Material provided:
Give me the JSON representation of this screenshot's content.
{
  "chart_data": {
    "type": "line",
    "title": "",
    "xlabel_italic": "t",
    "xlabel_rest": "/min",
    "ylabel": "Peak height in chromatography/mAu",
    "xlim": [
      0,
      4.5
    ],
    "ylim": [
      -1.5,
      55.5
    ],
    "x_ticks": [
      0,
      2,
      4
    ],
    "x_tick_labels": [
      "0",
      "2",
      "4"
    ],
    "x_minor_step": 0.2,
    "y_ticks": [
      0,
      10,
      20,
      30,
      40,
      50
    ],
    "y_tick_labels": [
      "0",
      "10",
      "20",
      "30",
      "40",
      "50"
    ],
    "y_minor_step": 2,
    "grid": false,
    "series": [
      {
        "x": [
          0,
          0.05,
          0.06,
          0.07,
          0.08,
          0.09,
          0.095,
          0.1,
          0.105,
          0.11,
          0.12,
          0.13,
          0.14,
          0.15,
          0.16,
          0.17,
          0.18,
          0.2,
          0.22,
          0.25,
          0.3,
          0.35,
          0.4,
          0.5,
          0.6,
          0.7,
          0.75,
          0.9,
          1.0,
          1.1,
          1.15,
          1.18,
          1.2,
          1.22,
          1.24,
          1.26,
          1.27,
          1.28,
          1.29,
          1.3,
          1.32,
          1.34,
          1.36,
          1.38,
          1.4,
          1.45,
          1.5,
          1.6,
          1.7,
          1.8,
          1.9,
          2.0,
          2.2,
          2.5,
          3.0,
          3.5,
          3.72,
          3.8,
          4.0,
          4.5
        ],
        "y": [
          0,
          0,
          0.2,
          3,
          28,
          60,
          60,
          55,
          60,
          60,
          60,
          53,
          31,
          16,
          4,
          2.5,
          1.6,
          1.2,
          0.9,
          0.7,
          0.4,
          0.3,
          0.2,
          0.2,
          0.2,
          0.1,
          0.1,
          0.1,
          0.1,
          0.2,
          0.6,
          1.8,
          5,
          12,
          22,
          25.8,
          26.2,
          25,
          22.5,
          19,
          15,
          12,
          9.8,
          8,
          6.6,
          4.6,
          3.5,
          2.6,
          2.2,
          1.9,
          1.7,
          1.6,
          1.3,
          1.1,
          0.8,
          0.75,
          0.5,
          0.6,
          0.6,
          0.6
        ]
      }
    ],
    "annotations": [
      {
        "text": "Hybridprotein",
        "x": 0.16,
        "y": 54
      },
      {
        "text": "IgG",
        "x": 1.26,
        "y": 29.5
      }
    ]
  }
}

Exercise requirements: Return the entries in full. Do not alter them.

Solution:
Give me the JSON representation of this screenshot's content.
{
  "chart_data": {
    "type": "line",
    "title": "",
    "xlabel_italic": "t",
    "xlabel_rest": "/min",
    "ylabel": "Peak height in chromatography/mAu",
    "xlim": [
      0,
      4.5
    ],
    "ylim": [
      -1.5,
      55.5
    ],
    "x_ticks": [
      0,
      2,
      4
    ],
    "x_tick_labels": [
      "0",
      "2",
      "4"
    ],
    "x_minor_step": 0.2,
    "y_ticks": [
      0,
      10,
      20,
      30,
      40,
      50
    ],
    "y_tick_labels": [
      "0",
      "10",
      "20",
      "30",
      "40",
      "50"
    ],
    "y_minor_step": 2,
    "grid": false,
    "series": [
      {
        "x": [
          0,
          0.05,
          0.06,
          0.07,
          0.08,
          0.09,
          0.095,
          0.1,
          0.105,
          0.11,
          0.12,
          0.13,
          0.14,
          0.15,
          0.16,
          0.17,
          0.18,
          0.2,
          0.22,
          0.25,
          0.3,
          0.35,
          0.4,
          0.5,
          0.6,
          0.7,
          0.75,
          0.9,
          1.0,
          1.1,
          1.15,
          1.18,
          1.2,
          1.22,
          1.24,
          1.26,
          1.27,
          1.28,
          1.29,
          1.3,
          1.32,
          1.34,
          1.36,
          1.38,
          1.4,
          1.45,
          1.5,
          1.6,
          1.7,
          1.8,
          1.9,
          2.0,
          2.2,
          2.5,
          3.0,
          3.5,
          3.72,
          3.8,
          4.0,
          4.5
        ],
        "y": [
          0,
          0,
          0.2,
          3,
          28,
          60,
          60,
          55,
          60,
          60,
          60,
          53,
          31,
          16,
          4,
          2.5,
          1.6,
          1.2,
          0.9,
          0.7,
          0.4,
          0.3,
          0.2,
          0.2,
          0.2,
          0.1,
          0.1,
          0.1,
          0.1,
          0.2,
          0.6,
          1.8,
          5,
          12,
          22,
          25.8,
          26.2,
          25,
          22.5,
          19,
          15,
          12,
          9.8,
          8,
          6.6,
          4.6,
          3.5,
          2.6,
          2.2,
          1.9,
          1.7,
          1.6,
          1.3,
          1.1,
          0.8,
          0.75,
          0.5,
          0.6,
          0.6,
          0.6
        ]
      }
    ],
    "annotations": [
      {
        "text": "Hybridprotein",
        "x": 0.16,
        "y": 54
      },
      {
        "text": "IgG",
        "x": 1.26,
        "y": 29.5
      }
    ]
  }
}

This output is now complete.